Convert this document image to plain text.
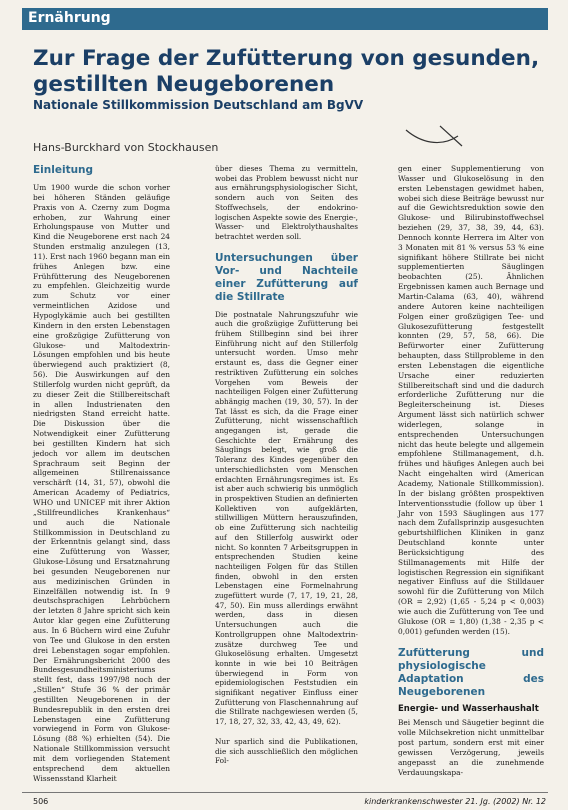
Ernährung
Zur Frage der Zufütterung von gesunden, gestillten Neugeborenen
Nationale Stillkommission Deutschland am BgVV
Hans-Burckhard von Stockhausen
Einleitung

Um 1900 wurde die schon vorher bei höheren Ständen geläufige Praxis von A. Czerny zum Dogma erhoben, zur Wahrung einer Erholungspause von Mutter und Kind die Neugeborene erst nach 24 Stunden erstmalig anzulegen (13, 11). Erst nach 1960 begann man ein frühes Anlegen bzw. eine Frühfütterung des Neugeborenen zu empfehlen. Gleichzeitig wurde zum Schutz vor einer vermeintlichen Azidose und Hypoglykämie auch bei gestillten Kindern in den ersten Lebenstagen eine großzügige Zufütterung von Glukose- und Maltodextrin-Lösungen empfohlen und bis heute überwiegend auch praktiziert (8, 56). Die Auswirkungen auf den Stillerfolg wurden nicht geprüft, da zu dieser Zeit die Stillbereitschaft in allen Industrienaten den niedrigsten Stand erreicht hatte. Die Diskussion über die Notwendigkeit einer Zufütterung bei gestillten Kindern hat sich jedoch vor allem im deutschen Sprachraum seit Beginn der allgemeinen Stillrenaissance verschärft (14, 31, 57), obwohl die American Academy of Pediatrics, WHO und UNICEF mit ihrer Aktion „Stillfreundliches Krankenhaus“ und auch die Nationale Stillkommission in Deutschland zu der Erkenntnis gelangt sind, dass eine Zufütterung von Wasser, Glukose-Lösung und Ersatznahrung bei gesunden Neugeborenen nur aus medizinischen Gründen in Einzelfällen notwendig ist. In 9 deutschsprachigen Lehrbüchern der letzten 8 Jahre spricht sich kein Autor klar gegen eine Zufütterung aus. In 6 Büchern wird eine Zufuhr von Tee und Glukose in den ersten drei Lebenstagen sogar empfohlen. Der Ernährungsbericht 2000 des Bundesgesundheitsministeriums stellt fest, dass 1997/98 noch der „Stillen“ Stufe 36 % der primär gestillten Neugeborenen in der Bundesrepublik in den ersten drei Lebenstagen eine Zufütterung vorwiegend in Form von Glukose-Lösung (88 %) erhielten (54). Die Nationale Stillkommission versucht mit dem vorliegenden Statement entsprechend dem aktuellen Wissensstand Klarheit

über dieses Thema zu vermitteln, wobei das Problem bewusst nicht nur aus ernährungsphysiologischer Sicht, sondern auch von Seiten des Stoffwechsels, der endokrino-logischen Aspekte sowie des Energie-, Wasser- und Elektrolythaushaltes betrachtet werden soll.

Untersuchungen über Vor- und Nachteile einer Zufütterung auf die Stillrate

Die postnatale Nahrungszufuhr wie auch die großzügige Zufütterung bei frühem Stillbeginn sind bei ihrer Einführung nicht auf den Stillerfolg untersucht worden. Umso mehr erstaunt es, dass die Gegner einer restriktiven Zufütterung ein solches Vorgehen vom Beweis der nachteiligen Folgen einer Zufütterung abhängig machen (19, 30, 57). In der Tat lässt es sich, da die Frage einer Zufütterung, nicht wissenschaftlich angegangen ist, gerade die Geschichte der Ernährung des Säuglings belegt, wie groß die Toleranz des Kindes gegenüber den unterschiedlichsten vom Menschen erdachten Ernährungsregimes ist. Es ist aber auch schwierig bis unmöglich in prospektiven Studien an definierten Kollektiven von aufgeklärten, stillwilligen Müttern herauszufinden, ob eine Zufütterung sich nachteilig auf den Stillerfolg auswirkt oder nicht. So konnten 7 Arbeitsgruppen in entsprechenden Studien keine nachteiligen Folgen für das Stillen finden, obwohl in den ersten Lebenstagen eine Formelnahrung zugefüttert wurde (7, 17, 19, 21, 28, 47, 50). Ein muss allerdings erwähnt werden, dass in diesen Untersuchungen auch die Kontrollgruppen ohne Maltodextrin-zusätze durchweg Tee und Glukoselösung erhalten. Umgesetzt konnte in wie bei 10 Beiträgen überwiegend in Form von epidemiologischen Feststudien ein signifikant negativer Einfluss einer Zufütterung von Flaschennahrung auf die Stillrate nachgewiesen werden (5, 17, 18, 27, 32, 33, 42, 43, 49, 62).

Nur sparlich sind die Publikationen, die sich ausschließlich den möglichen Fol-

gen einer Supplementierung von Wasser und Glukoselösung in den ersten Lebenstagen gewidmet haben, wobei sich diese Beiträge bewusst nur auf die Gewichtsreduktion sowie den Glukose- und Bilirubinstoffwechsel beziehen (29, 37, 38, 39, 44, 63). Dennoch konnte Herrera im Alter von 3 Monaten mit 81 % versus 53 % eine signifikant höhere Stillrate bei nicht supplementierten Säuglingen beobachten (25). Ähnlichen Ergebnissen kamen auch Bernage und Martin-Calama (63, 40), während andere Autoren keine nachteiligen Folgen einer großzügigen Tee- und Glukosezufütterung festgestellt konnten (29, 57, 58, 66). Die Befürworter einer Zufütterung behaupten, dass Stillprobleme in den ersten Lebenstagen die eigentliche Ursache einer reduzierten Stillbereitschaft sind und die dadurch erforderliche Zufütterung nur die Begleiterscheinung ist. Dieses Argument lässt sich natürlich schwer widerlegen, solange in entsprechenden Untersuchungen nicht das heute belegte und allgemein empfohlene Stillmanagement, d.h. frühes und häufiges Anlegen auch bei Nacht eingehalten wird (American Academy, Nationale Stillkommission). In der bislang größten prospektiven Interventionsstudie (follow up über 1 Jahr von 1593 Säuglingen aus 177 nach dem Zufallsprinzip ausgesuchten geburtshilflichen Kliniken in ganz Deutschland konnte unter Berücksichtigung des Stillmanagements mit Hilfe der logistischen Regression ein signifikant negativer Einfluss auf die Stilldauer sowohl für die Zufütterung von Milch (OR = 2,92) (1,65 - 5,24 p < 0,003) wie auch die Zufütterung von Tee und Glukose (OR = 1,80) (1,38 - 2,35 p < 0,001) gefunden werden (15).

Zufütterung und physiologische Adaptation des Neugeborenen
Energie- und Wasserhaushalt

Bei Mensch und Säugetier beginnt die volle Milchsekretion nicht unmittelbar post partum, sondern erst mit einer gewissen Verzögerung, jeweils angepasst an die zunehmende Verdauungskapa-

506	kinderkrankenschwester 21. Jg. (2002) Nr. 12
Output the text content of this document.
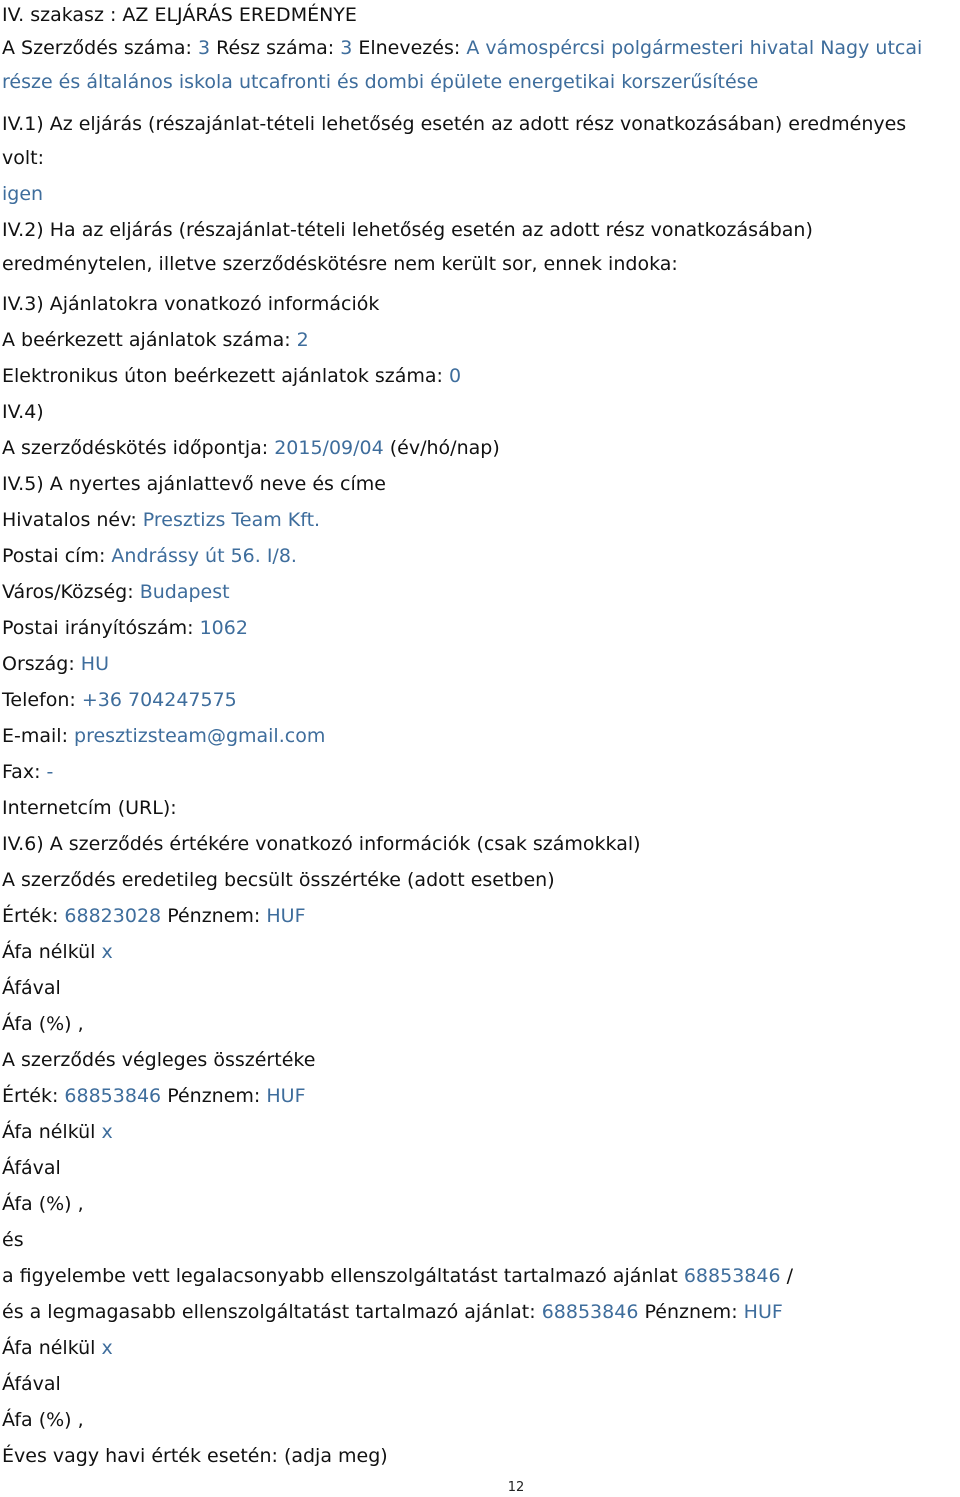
IV. szakasz : AZ ELJÁRÁS EREDMÉNYE
A Szerződés száma: 3 Rész száma: 3 Elnevezés: A vámospércsi polgármesteri hivatal Nagy utcai része és általános iskola utcafronti és dombi épülete energetikai korszerűsítése
IV.1) Az eljárás (részajánlat-tételi lehetőség esetén az adott rész vonatkozásában) eredményes volt:
igen
IV.2) Ha az eljárás (részajánlat-tételi lehetőség esetén az adott rész vonatkozásában) eredménytelen, illetve szerződéskötésre nem került sor, ennek indoka:
IV.3) Ajánlatokra vonatkozó információk
A beérkezett ajánlatok száma: 2
Elektronikus úton beérkezett ajánlatok száma: 0
IV.4)
A szerződéskötés időpontja: 2015/09/04 (év/hó/nap)
IV.5) A nyertes ajánlattevő neve és címe
Hivatalos név: Presztizs Team Kft.
Postai cím: Andrássy út 56. I/8.
Város/Község: Budapest
Postai irányítószám: 1062
Ország: HU
Telefon: +36 704247575
E-mail: presztizsteam@gmail.com
Fax: -
Internetcím (URL):
IV.6) A szerződés értékére vonatkozó információk (csak számokkal)
A szerződés eredetileg becsült összértéke (adott esetben)
Érték: 68823028 Pénznem: HUF
Áfa nélkül x
Áfával
Áfa (%) ,
A szerződés végleges összértéke
Érték: 68853846 Pénznem: HUF
Áfa nélkül x
Áfával
Áfa (%) ,
és
a figyelembe vett legalacsonyabb ellenszolgáltatást tartalmazó ajánlat 68853846 /
és a legmagasabb ellenszolgáltatást tartalmazó ajánlat: 68853846 Pénznem: HUF
Áfa nélkül x
Áfával
Áfa (%) ,
Éves vagy havi érték esetén: (adja meg)
12
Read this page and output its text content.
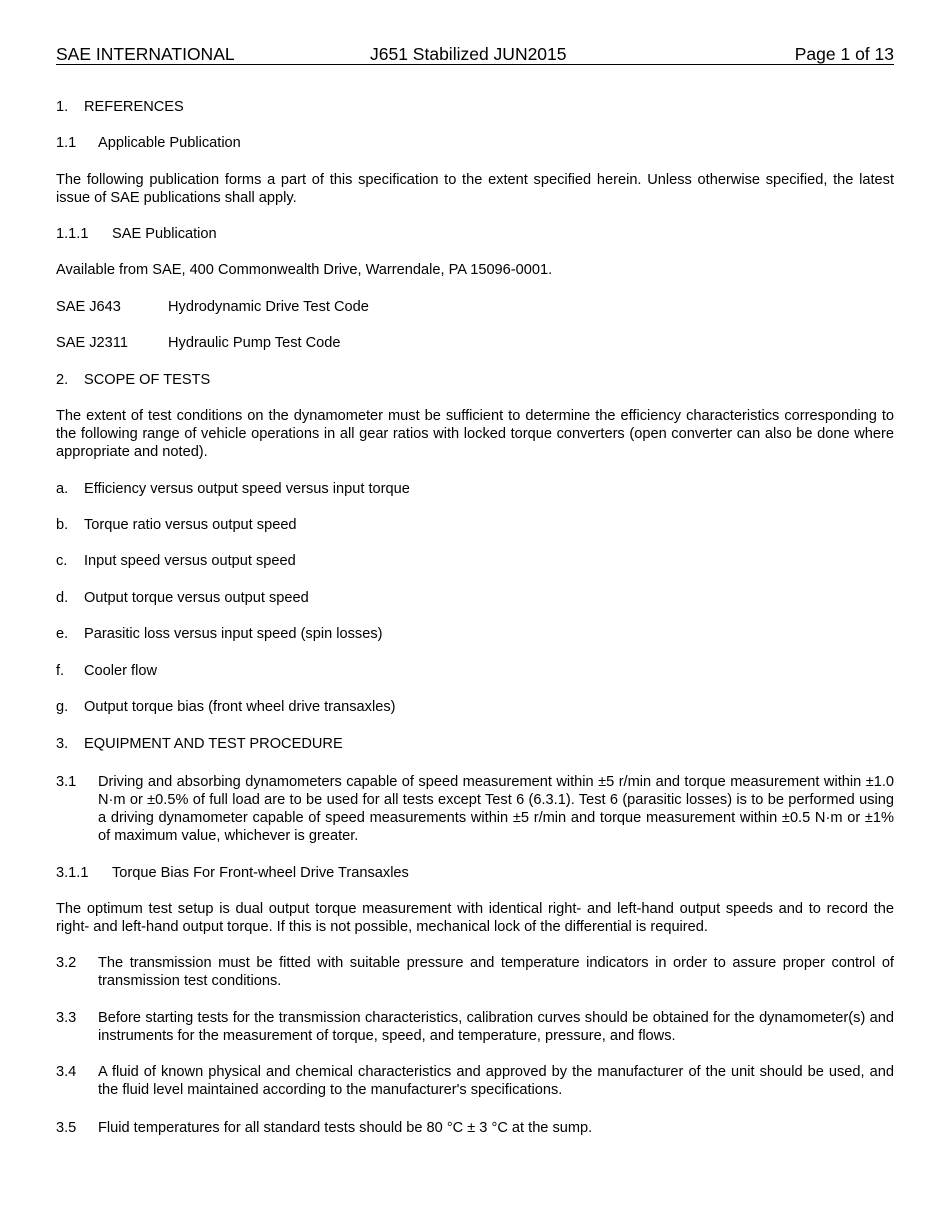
SAE INTERNATIONAL	J651 Stabilized JUN2015	Page 1 of 13
1. REFERENCES
1.1 Applicable Publication

The following publication forms a part of this specification to the extent specified herein. Unless otherwise specified, the latest issue of SAE publications shall apply.

1.1.1 SAE Publication

Available from SAE, 400 Commonwealth Drive, Warrendale, PA 15096-0001.

SAE J643	Hydrodynamic Drive Test Code
SAE J2311	Hydraulic Pump Test Code
2. SCOPE OF TESTS

The extent of test conditions on the dynamometer must be sufficient to determine the efficiency characteristics corresponding to the following range of vehicle operations in all gear ratios with locked torque converters (open converter can also be done where appropriate and noted).

a. Efficiency versus output speed versus input torque
b. Torque ratio versus output speed
c. Input speed versus output speed
d. Output torque versus output speed
e. Parasitic loss versus input speed (spin losses)
f. Cooler flow
g. Output torque bias (front wheel drive transaxles)
3. EQUIPMENT AND TEST PROCEDURE
3.1 Driving and absorbing dynamometers capable of speed measurement within ±5 r/min and torque measurement within ±1.0 N·m or ±0.5% of full load are to be used for all tests except Test 6 (6.3.1). Test 6 (parasitic losses) is to be performed using a driving dynamometer capable of speed measurements within ±5 r/min and torque measurement within ±0.5 N·m or ±1% of maximum value, whichever is greater.
3.1.1 Torque Bias For Front-wheel Drive Transaxles

The optimum test setup is dual output torque measurement with identical right- and left-hand output speeds and to record the right- and left-hand output torque. If this is not possible, mechanical lock of the differential is required.

3.2 The transmission must be fitted with suitable pressure and temperature indicators in order to assure proper control of transmission test conditions.
3.3 Before starting tests for the transmission characteristics, calibration curves should be obtained for the dynamometer(s) and instruments for the measurement of torque, speed, and temperature, pressure, and flows.
3.4 A fluid of known physical and chemical characteristics and approved by the manufacturer of the unit should be used, and the fluid level maintained according to the manufacturer's specifications.
3.5 Fluid temperatures for all standard tests should be 80 °C ± 3 °C at the sump.
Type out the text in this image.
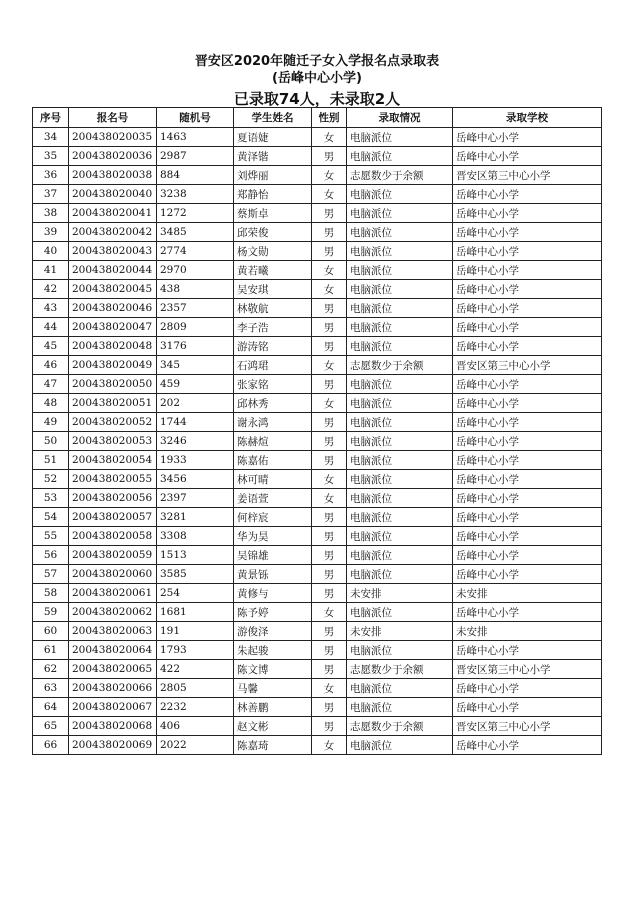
晋安区2020年随迁子女入学报名点录取表
(岳峰中心小学)
已录取74人，未录取2人
序号	报名号	随机号	学生姓名	性别	录取情况	录取学校
34	200438020035	1463	夏语婕	女	电脑派位	岳峰中心小学
35	200438020036	2987	黄泽锴	男	电脑派位	岳峰中心小学
36	200438020038	884	刘烨丽	女	志愿数少于余额	晋安区第三中心小学
37	200438020040	3238	郑静怡	女	电脑派位	岳峰中心小学
38	200438020041	1272	蔡斯卓	男	电脑派位	岳峰中心小学
39	200438020042	3485	邱荣俊	男	电脑派位	岳峰中心小学
40	200438020043	2774	杨文勋	男	电脑派位	岳峰中心小学
41	200438020044	2970	黄若曦	女	电脑派位	岳峰中心小学
42	200438020045	438	吴安琪	女	电脑派位	岳峰中心小学
43	200438020046	2357	林敬航	男	电脑派位	岳峰中心小学
44	200438020047	2809	李子浩	男	电脑派位	岳峰中心小学
45	200438020048	3176	游涛铭	男	电脑派位	岳峰中心小学
46	200438020049	345	石鸿珺	女	志愿数少于余额	晋安区第三中心小学
47	200438020050	459	张家铭	男	电脑派位	岳峰中心小学
48	200438020051	202	邱林秀	女	电脑派位	岳峰中心小学
49	200438020052	1744	谢永鸿	男	电脑派位	岳峰中心小学
50	200438020053	3246	陈赫煊	男	电脑派位	岳峰中心小学
51	200438020054	1933	陈嘉佑	男	电脑派位	岳峰中心小学
52	200438020055	3456	林可晴	女	电脑派位	岳峰中心小学
53	200438020056	2397	姜语萱	女	电脑派位	岳峰中心小学
54	200438020057	3281	何梓宸	男	电脑派位	岳峰中心小学
55	200438020058	3308	华为昊	男	电脑派位	岳峰中心小学
56	200438020059	1513	吴锦雄	男	电脑派位	岳峰中心小学
57	200438020060	3585	黄景铄	男	电脑派位	岳峰中心小学
58	200438020061	254	黄修与	男	未安排	未安排
59	200438020062	1681	陈予婷	女	电脑派位	岳峰中心小学
60	200438020063	191	游俊泽	男	未安排	未安排
61	200438020064	1793	朱起骏	男	电脑派位	岳峰中心小学
62	200438020065	422	陈文博	男	志愿数少于余额	晋安区第三中心小学
63	200438020066	2805	马馨	女	电脑派位	岳峰中心小学
64	200438020067	2232	林善鹏	男	电脑派位	岳峰中心小学
65	200438020068	406	赵文彬	男	志愿数少于余额	晋安区第三中心小学
66	200438020069	2022	陈嘉琦	女	电脑派位	岳峰中心小学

-=-=-

▸ WRITTEN EXERCISE
Repeat exactly the lines above, from the line containing "Type out the text in this image." through the last line of the records, inclusive; omit any pictures.

▸ COMPLETE RESPONSE
Type out the text in this image.
晋安区2020年随迁子女入学报名点录取表
(岳峰中心小学)
已录取74人，未录取2人
序号	报名号	随机号	学生姓名	性别	录取情况	录取学校
34	200438020035	1463	夏语婕	女	电脑派位	岳峰中心小学
35	200438020036	2987	黄泽锴	男	电脑派位	岳峰中心小学
36	200438020038	884	刘烨丽	女	志愿数少于余额	晋安区第三中心小学
37	200438020040	3238	郑静怡	女	电脑派位	岳峰中心小学
38	200438020041	1272	蔡斯卓	男	电脑派位	岳峰中心小学
39	200438020042	3485	邱荣俊	男	电脑派位	岳峰中心小学
40	200438020043	2774	杨文勋	男	电脑派位	岳峰中心小学
41	200438020044	2970	黄若曦	女	电脑派位	岳峰中心小学
42	200438020045	438	吴安琪	女	电脑派位	岳峰中心小学
43	200438020046	2357	林敬航	男	电脑派位	岳峰中心小学
44	200438020047	2809	李子浩	男	电脑派位	岳峰中心小学
45	200438020048	3176	游涛铭	男	电脑派位	岳峰中心小学
46	200438020049	345	石鸿珺	女	志愿数少于余额	晋安区第三中心小学
47	200438020050	459	张家铭	男	电脑派位	岳峰中心小学
48	200438020051	202	邱林秀	女	电脑派位	岳峰中心小学
49	200438020052	1744	谢永鸿	男	电脑派位	岳峰中心小学
50	200438020053	3246	陈赫煊	男	电脑派位	岳峰中心小学
51	200438020054	1933	陈嘉佑	男	电脑派位	岳峰中心小学
52	200438020055	3456	林可晴	女	电脑派位	岳峰中心小学
53	200438020056	2397	姜语萱	女	电脑派位	岳峰中心小学
54	200438020057	3281	何梓宸	男	电脑派位	岳峰中心小学
55	200438020058	3308	华为昊	男	电脑派位	岳峰中心小学
56	200438020059	1513	吴锦雄	男	电脑派位	岳峰中心小学
57	200438020060	3585	黄景铄	男	电脑派位	岳峰中心小学
58	200438020061	254	黄修与	男	未安排	未安排
59	200438020062	1681	陈予婷	女	电脑派位	岳峰中心小学
60	200438020063	191	游俊泽	男	未安排	未安排
61	200438020064	1793	朱起骏	男	电脑派位	岳峰中心小学
62	200438020065	422	陈文博	男	志愿数少于余额	晋安区第三中心小学
63	200438020066	2805	马馨	女	电脑派位	岳峰中心小学
64	200438020067	2232	林善鹏	男	电脑派位	岳峰中心小学
65	200438020068	406	赵文彬	男	志愿数少于余额	晋安区第三中心小学
66	200438020069	2022	陈嘉琦	女	电脑派位	岳峰中心小学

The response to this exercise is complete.